- [SET TASK]
In full and without alteration, repeat the material.

Items from a data source:
--- Start ---

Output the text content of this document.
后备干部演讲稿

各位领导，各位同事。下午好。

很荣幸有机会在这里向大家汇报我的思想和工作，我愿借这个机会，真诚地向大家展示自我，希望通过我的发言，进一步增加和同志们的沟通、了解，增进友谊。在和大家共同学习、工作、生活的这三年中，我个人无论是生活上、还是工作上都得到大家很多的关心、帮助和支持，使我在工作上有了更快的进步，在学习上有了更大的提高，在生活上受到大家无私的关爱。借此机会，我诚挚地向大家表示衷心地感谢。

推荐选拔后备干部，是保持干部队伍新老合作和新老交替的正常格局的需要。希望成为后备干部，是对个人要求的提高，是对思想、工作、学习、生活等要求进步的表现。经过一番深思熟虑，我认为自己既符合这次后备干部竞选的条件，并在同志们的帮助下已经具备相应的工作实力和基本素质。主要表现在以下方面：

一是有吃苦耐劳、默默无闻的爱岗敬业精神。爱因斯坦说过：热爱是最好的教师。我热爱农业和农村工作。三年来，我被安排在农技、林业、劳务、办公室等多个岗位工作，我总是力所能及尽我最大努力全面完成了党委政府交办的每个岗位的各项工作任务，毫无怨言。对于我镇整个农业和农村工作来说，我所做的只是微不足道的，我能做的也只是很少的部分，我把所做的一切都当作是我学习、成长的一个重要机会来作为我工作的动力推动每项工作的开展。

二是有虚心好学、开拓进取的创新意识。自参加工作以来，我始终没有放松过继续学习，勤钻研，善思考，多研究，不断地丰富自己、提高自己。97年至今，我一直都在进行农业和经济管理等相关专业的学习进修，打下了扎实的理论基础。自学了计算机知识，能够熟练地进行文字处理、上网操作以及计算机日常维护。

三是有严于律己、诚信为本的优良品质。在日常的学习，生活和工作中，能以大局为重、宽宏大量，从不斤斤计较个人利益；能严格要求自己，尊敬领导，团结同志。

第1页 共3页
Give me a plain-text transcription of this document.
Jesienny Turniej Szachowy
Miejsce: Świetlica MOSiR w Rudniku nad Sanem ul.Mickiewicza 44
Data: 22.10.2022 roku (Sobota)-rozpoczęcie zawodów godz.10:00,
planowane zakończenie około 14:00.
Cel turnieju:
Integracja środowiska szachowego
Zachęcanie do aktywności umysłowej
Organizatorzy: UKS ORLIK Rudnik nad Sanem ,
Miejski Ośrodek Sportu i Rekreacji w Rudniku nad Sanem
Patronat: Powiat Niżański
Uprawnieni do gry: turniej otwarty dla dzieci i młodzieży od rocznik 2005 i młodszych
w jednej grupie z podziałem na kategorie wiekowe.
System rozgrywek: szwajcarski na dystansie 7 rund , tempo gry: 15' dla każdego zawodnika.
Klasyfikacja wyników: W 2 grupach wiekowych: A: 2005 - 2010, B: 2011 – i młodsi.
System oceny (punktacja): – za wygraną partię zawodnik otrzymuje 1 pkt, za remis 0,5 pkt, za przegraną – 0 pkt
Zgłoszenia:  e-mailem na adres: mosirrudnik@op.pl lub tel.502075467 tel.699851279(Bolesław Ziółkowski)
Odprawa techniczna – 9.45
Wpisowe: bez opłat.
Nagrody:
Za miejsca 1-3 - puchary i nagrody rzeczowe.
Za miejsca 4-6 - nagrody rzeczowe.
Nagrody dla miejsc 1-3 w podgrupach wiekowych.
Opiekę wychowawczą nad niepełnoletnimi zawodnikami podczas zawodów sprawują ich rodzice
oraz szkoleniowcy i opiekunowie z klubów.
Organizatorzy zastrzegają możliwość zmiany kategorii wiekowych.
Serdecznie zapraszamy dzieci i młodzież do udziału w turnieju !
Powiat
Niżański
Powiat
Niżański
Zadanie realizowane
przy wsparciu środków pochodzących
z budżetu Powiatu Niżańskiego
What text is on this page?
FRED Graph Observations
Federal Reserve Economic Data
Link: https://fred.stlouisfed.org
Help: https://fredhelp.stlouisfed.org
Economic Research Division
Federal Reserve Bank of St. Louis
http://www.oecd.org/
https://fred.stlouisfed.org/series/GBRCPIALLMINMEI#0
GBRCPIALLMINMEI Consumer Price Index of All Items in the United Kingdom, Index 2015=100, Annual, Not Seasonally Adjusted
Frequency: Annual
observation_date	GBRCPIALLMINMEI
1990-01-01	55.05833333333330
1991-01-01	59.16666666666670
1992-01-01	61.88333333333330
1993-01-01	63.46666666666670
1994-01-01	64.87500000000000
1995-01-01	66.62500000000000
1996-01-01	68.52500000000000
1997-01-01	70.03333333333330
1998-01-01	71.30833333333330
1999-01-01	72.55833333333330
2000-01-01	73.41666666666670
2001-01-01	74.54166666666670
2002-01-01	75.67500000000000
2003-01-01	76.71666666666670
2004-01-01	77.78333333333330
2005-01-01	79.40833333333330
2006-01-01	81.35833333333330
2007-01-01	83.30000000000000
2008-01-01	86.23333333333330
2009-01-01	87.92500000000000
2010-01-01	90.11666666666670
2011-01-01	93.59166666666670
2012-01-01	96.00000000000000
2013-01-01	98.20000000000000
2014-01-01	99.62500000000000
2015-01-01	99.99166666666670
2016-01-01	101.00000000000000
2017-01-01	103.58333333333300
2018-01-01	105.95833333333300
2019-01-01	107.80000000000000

--- End ---

- [FINAL RESULT]
Output the text content of this document.
后备干部演讲稿

各位领导，各位同事。下午好。

很荣幸有机会在这里向大家汇报我的思想和工作，我愿借这个机会，真诚地向大家展示自我，希望通过我的发言，进一步增加和同志们的沟通、了解，增进友谊。在和大家共同学习、工作、生活的这三年中，我个人无论是生活上、还是工作上都得到大家很多的关心、帮助和支持，使我在工作上有了更快的进步，在学习上有了更大的提高，在生活上受到大家无私的关爱。借此机会，我诚挚地向大家表示衷心地感谢。

推荐选拔后备干部，是保持干部队伍新老合作和新老交替的正常格局的需要。希望成为后备干部，是对个人要求的提高，是对思想、工作、学习、生活等要求进步的表现。经过一番深思熟虑，我认为自己既符合这次后备干部竞选的条件，并在同志们的帮助下已经具备相应的工作实力和基本素质。主要表现在以下方面：

一是有吃苦耐劳、默默无闻的爱岗敬业精神。爱因斯坦说过：热爱是最好的教师。我热爱农业和农村工作。三年来，我被安排在农技、林业、劳务、办公室等多个岗位工作，我总是力所能及尽我最大努力全面完成了党委政府交办的每个岗位的各项工作任务，毫无怨言。对于我镇整个农业和农村工作来说，我所做的只是微不足道的，我能做的也只是很少的部分，我把所做的一切都当作是我学习、成长的一个重要机会来作为我工作的动力推动每项工作的开展。

二是有虚心好学、开拓进取的创新意识。自参加工作以来，我始终没有放松过继续学习，勤钻研，善思考，多研究，不断地丰富自己、提高自己。97年至今，我一直都在进行农业和经济管理等相关专业的学习进修，打下了扎实的理论基础。自学了计算机知识，能够熟练地进行文字处理、上网操作以及计算机日常维护。

三是有严于律己、诚信为本的优良品质。在日常的学习，生活和工作中，能以大局为重、宽宏大量，从不斤斤计较个人利益；能严格要求自己，尊敬领导，团结同志。

第1页 共3页
Give me a plain-text transcription of this document.
Jesienny Turniej Szachowy
Miejsce: Świetlica MOSiR w Rudniku nad Sanem ul.Mickiewicza 44
Data: 22.10.2022 roku (Sobota)-rozpoczęcie zawodów godz.10:00,
planowane zakończenie około 14:00.
Cel turnieju:
Integracja środowiska szachowego
Zachęcanie do aktywności umysłowej
Organizatorzy: UKS ORLIK Rudnik nad Sanem ,
Miejski Ośrodek Sportu i Rekreacji w Rudniku nad Sanem
Patronat: Powiat Niżański
Uprawnieni do gry: turniej otwarty dla dzieci i młodzieży od rocznik 2005 i młodszych
w jednej grupie z podziałem na kategorie wiekowe.
System rozgrywek: szwajcarski na dystansie 7 rund , tempo gry: 15' dla każdego zawodnika.
Klasyfikacja wyników: W 2 grupach wiekowych: A: 2005 - 2010, B: 2011 – i młodsi.
System oceny (punktacja): – za wygraną partię zawodnik otrzymuje 1 pkt, za remis 0,5 pkt, za przegraną – 0 pkt
Zgłoszenia:  e-mailem na adres: mosirrudnik@op.pl lub tel.502075467 tel.699851279(Bolesław Ziółkowski)
Odprawa techniczna – 9.45
Wpisowe: bez opłat.
Nagrody:
Za miejsca 1-3 - puchary i nagrody rzeczowe.
Za miejsca 4-6 - nagrody rzeczowe.
Nagrody dla miejsc 1-3 w podgrupach wiekowych.
Opiekę wychowawczą nad niepełnoletnimi zawodnikami podczas zawodów sprawują ich rodzice
oraz szkoleniowcy i opiekunowie z klubów.
Organizatorzy zastrzegają możliwość zmiany kategorii wiekowych.
Serdecznie zapraszamy dzieci i młodzież do udziału w turnieju !
Powiat
Niżański
Powiat
Niżański
Zadanie realizowane
przy wsparciu środków pochodzących
z budżetu Powiatu Niżańskiego
What text is on this page?
FRED Graph Observations
Federal Reserve Economic Data
Link: https://fred.stlouisfed.org
Help: https://fredhelp.stlouisfed.org
Economic Research Division
Federal Reserve Bank of St. Louis
http://www.oecd.org/
https://fred.stlouisfed.org/series/GBRCPIALLMINMEI#0
GBRCPIALLMINMEI Consumer Price Index of All Items in the United Kingdom, Index 2015=100, Annual, Not Seasonally Adjusted
Frequency: Annual
observation_date	GBRCPIALLMINMEI
1990-01-01	55.05833333333330
1991-01-01	59.16666666666670
1992-01-01	61.88333333333330
1993-01-01	63.46666666666670
1994-01-01	64.87500000000000
1995-01-01	66.62500000000000
1996-01-01	68.52500000000000
1997-01-01	70.03333333333330
1998-01-01	71.30833333333330
1999-01-01	72.55833333333330
2000-01-01	73.41666666666670
2001-01-01	74.54166666666670
2002-01-01	75.67500000000000
2003-01-01	76.71666666666670
2004-01-01	77.78333333333330
2005-01-01	79.40833333333330
2006-01-01	81.35833333333330
2007-01-01	83.30000000000000
2008-01-01	86.23333333333330
2009-01-01	87.92500000000000
2010-01-01	90.11666666666670
2011-01-01	93.59166666666670
2012-01-01	96.00000000000000
2013-01-01	98.20000000000000
2014-01-01	99.62500000000000
2015-01-01	99.99166666666670
2016-01-01	101.00000000000000
2017-01-01	103.58333333333300
2018-01-01	105.95833333333300
2019-01-01	107.80000000000000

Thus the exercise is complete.